# Start of Entries supplied

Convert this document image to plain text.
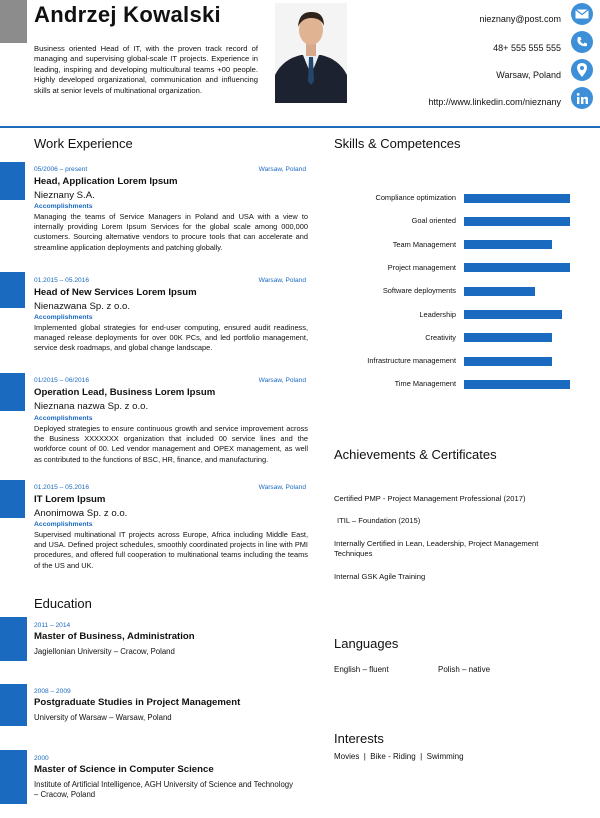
Andrzej Kowalski
Business oriented Head of IT, with the proven track record of managing and supervising global-scale IT projects. Experience in leading, inspiring and developing multicultural teams +00 people. Highly developed organizational, communication and influencing skills at senior levels of multinational organization.
nieznany@post.com
48+ 555 555 555
Warsaw, Poland
http://www.linkedin.com/nieznany
Work Experience
05/2006 – present	Warsaw, Poland
Head, Application Lorem Ipsum
Nieznany S.A.
Accomplishments
Managing the teams of Service Managers in Poland and USA with a view to internally providing Lorem Ipsum Services for the global scale among 000,000 customers. Sourcing alternative vendors to procure tools that can accelerate and streamline application deployments and patching globally.
01.2015 – 05.2016	Warsaw, Poland
Head of New Services Lorem Ipsum
Nienazwana Sp. z o.o.
Accomplishments
Implemented global strategies for end-user computing, ensured audit readiness, managed release deployments for over 00K PCs, and led portfolio management, service desk roadmaps, and global change landscape.
01/2015 – 06/2016	Warsaw, Poland
Operation Lead, Business Lorem Ipsum
Nieznana nazwa Sp. z o.o.
Accomplishments
Deployed strategies to ensure continuous growth and service improvement across the Business XXXXXXX organization that included 00 service lines and the workforce count of 00. Led vendor management and OPEX management, as well as contributed to the functions of BSC, HR, finance, and manufacturing.
01.2015 – 05.2016	Warsaw, Poland
IT Lorem Ipsum
Anonimowa Sp. z o.o.
Accomplishments
Supervised multinational IT projects across Europe, Africa including Middle East, and USA. Defined project schedules, smoothly coordinated projects in line with PMI procedures, and offered full cooperation to multinational teams including the teams of the US and UK.
Skills & Competences
Compliance optimization
Goal oriented
Team Management
Project management
Software deployments
Leadership
Creativity
Infrastructure management
Time Management
Achievements & Certificates
Certified PMP - Project Management Professional (2017)
ITIL – Foundation (2015)
Internally Certified in Lean, Leadership, Project Management Techniques
Internal GSK Agile Training
Education
2011 – 2014
Master of Business, Administration
Jagiellonian University – Cracow, Poland
2008 – 2009
Postgraduate Studies in Project Management
University of Warsaw – Warsaw, Poland
2000
Master of Science in Computer Science
Institute of Artificial Intelligence, AGH University of Science and Technology – Cracow, Poland
Languages
English – fluent	Polish – native
Interests
Movies  |  Bike - Riding  |  Swimming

# End of Entries supplied

_Goal of the exercise_
Take the listing and print it again exactly, but without any pictures.

_Written solution_
Convert this document image to plain text.
Andrzej Kowalski
Business oriented Head of IT, with the proven track record of managing and supervising global-scale IT projects. Experience in leading, inspiring and developing multicultural teams +00 people. Highly developed organizational, communication and influencing skills at senior levels of multinational organization.
nieznany@post.com
48+ 555 555 555
Warsaw, Poland
http://www.linkedin.com/nieznany
Work Experience
05/2006 – present	Warsaw, Poland
Head, Application Lorem Ipsum
Nieznany S.A.
Accomplishments
Managing the teams of Service Managers in Poland and USA with a view to internally providing Lorem Ipsum Services for the global scale among 000,000 customers. Sourcing alternative vendors to procure tools that can accelerate and streamline application deployments and patching globally.
01.2015 – 05.2016	Warsaw, Poland
Head of New Services Lorem Ipsum
Nienazwana Sp. z o.o.
Accomplishments
Implemented global strategies for end-user computing, ensured audit readiness, managed release deployments for over 00K PCs, and led portfolio management, service desk roadmaps, and global change landscape.
01/2015 – 06/2016	Warsaw, Poland
Operation Lead, Business Lorem Ipsum
Nieznana nazwa Sp. z o.o.
Accomplishments
Deployed strategies to ensure continuous growth and service improvement across the Business XXXXXXX organization that included 00 service lines and the workforce count of 00. Led vendor management and OPEX management, as well as contributed to the functions of BSC, HR, finance, and manufacturing.
01.2015 – 05.2016	Warsaw, Poland
IT Lorem Ipsum
Anonimowa Sp. z o.o.
Accomplishments
Supervised multinational IT projects across Europe, Africa including Middle East, and USA. Defined project schedules, smoothly coordinated projects in line with PMI procedures, and offered full cooperation to multinational teams including the teams of the US and UK.
Skills & Competences
Compliance optimization
Goal oriented
Team Management
Project management
Software deployments
Leadership
Creativity
Infrastructure management
Time Management
Achievements & Certificates
Certified PMP - Project Management Professional (2017)
ITIL – Foundation (2015)
Internally Certified in Lean, Leadership, Project Management Techniques
Internal GSK Agile Training
Education
2011 – 2014
Master of Business, Administration
Jagiellonian University – Cracow, Poland
2008 – 2009
Postgraduate Studies in Project Management
University of Warsaw – Warsaw, Poland
2000
Master of Science in Computer Science
Institute of Artificial Intelligence, AGH University of Science and Technology – Cracow, Poland
Languages
English – fluent	Polish – native
Interests
Movies  |  Bike - Riding  |  Swimming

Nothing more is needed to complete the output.